What you are asked to do:
Using the data below, copy each line that includes the word "series".

Rows from a figure dataset
· · · ·

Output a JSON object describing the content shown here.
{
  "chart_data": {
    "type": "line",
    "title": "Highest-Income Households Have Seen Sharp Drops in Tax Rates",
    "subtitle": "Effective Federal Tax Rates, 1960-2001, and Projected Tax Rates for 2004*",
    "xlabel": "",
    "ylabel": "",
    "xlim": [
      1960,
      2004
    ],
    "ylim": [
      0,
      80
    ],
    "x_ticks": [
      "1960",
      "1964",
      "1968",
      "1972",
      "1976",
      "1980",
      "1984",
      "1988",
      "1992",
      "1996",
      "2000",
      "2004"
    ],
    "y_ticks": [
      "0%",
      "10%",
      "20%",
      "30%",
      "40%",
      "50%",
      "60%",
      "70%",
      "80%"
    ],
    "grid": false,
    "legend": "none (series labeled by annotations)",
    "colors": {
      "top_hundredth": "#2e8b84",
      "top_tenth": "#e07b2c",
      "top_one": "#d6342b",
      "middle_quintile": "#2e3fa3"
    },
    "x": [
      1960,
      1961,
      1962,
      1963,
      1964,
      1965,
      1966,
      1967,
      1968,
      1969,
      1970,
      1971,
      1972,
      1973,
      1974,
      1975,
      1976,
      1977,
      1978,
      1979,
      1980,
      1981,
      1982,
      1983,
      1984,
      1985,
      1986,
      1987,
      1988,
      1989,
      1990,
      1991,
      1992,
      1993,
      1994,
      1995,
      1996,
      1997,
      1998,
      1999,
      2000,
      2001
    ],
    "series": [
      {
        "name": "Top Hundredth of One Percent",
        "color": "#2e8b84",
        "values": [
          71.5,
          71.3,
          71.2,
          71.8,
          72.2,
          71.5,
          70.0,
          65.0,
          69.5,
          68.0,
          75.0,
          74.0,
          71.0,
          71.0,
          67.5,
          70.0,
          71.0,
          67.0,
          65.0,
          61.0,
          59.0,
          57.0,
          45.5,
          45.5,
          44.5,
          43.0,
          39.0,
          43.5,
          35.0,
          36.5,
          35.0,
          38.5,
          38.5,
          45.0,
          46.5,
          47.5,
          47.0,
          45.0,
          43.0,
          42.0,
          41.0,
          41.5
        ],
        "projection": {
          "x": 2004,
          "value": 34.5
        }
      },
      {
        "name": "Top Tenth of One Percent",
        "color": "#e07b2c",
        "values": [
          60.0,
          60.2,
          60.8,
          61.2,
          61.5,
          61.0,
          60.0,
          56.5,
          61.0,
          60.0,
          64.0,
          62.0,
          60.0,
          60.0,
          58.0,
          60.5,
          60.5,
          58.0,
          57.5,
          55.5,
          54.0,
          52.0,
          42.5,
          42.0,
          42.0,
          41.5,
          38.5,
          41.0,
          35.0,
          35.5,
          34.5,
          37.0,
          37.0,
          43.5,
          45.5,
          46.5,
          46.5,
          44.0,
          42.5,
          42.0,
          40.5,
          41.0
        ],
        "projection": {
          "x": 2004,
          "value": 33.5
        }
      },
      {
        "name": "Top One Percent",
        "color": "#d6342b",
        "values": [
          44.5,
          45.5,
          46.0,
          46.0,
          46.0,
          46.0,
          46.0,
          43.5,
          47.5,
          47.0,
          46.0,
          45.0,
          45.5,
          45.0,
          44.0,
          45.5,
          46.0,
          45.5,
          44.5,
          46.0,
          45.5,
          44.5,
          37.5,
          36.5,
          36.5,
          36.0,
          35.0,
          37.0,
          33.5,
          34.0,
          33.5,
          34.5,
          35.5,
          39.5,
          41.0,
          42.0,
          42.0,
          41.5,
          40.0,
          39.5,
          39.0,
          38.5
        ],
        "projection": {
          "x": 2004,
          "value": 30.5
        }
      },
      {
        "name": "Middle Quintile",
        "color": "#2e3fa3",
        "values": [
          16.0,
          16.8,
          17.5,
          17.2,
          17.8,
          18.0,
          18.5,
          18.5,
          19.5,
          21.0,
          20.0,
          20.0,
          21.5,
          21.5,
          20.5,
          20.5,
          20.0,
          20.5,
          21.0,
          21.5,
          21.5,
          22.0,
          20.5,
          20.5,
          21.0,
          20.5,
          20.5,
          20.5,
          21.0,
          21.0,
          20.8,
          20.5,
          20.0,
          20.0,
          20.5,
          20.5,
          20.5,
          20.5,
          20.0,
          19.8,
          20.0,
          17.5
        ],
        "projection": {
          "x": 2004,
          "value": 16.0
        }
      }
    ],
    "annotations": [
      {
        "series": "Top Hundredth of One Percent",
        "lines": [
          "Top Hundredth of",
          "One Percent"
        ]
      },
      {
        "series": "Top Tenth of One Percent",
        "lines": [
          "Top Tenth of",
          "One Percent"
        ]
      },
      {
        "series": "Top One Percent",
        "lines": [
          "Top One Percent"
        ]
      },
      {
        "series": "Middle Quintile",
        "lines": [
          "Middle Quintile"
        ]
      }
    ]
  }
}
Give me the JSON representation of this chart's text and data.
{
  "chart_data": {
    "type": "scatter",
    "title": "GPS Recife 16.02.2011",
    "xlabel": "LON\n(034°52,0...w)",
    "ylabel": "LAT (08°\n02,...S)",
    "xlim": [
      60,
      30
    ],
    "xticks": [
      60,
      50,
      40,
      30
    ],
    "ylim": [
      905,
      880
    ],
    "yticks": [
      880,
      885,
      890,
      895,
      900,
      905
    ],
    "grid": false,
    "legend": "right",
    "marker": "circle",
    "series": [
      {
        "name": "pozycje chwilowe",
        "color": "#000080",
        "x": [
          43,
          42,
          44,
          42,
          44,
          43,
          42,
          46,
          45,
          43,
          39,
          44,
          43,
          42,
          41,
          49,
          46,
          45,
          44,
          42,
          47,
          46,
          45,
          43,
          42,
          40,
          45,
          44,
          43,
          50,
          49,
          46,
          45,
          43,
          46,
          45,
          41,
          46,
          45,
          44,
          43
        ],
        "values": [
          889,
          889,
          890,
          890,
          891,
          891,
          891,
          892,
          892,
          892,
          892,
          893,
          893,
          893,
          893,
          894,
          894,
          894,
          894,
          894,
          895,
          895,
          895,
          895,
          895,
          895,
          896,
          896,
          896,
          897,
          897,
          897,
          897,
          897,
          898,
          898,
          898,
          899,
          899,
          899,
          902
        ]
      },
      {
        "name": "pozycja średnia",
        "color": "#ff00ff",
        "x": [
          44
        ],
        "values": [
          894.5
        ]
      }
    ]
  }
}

· · · ·

The completed task:
    "legend": "none (series labeled by annotations)",
    "series": [
        "series": "Top Hundredth of One Percent",
        "series": "Top Tenth of One Percent",
        "series": "Top One Percent",
        "series": "Middle Quintile",
    "series": [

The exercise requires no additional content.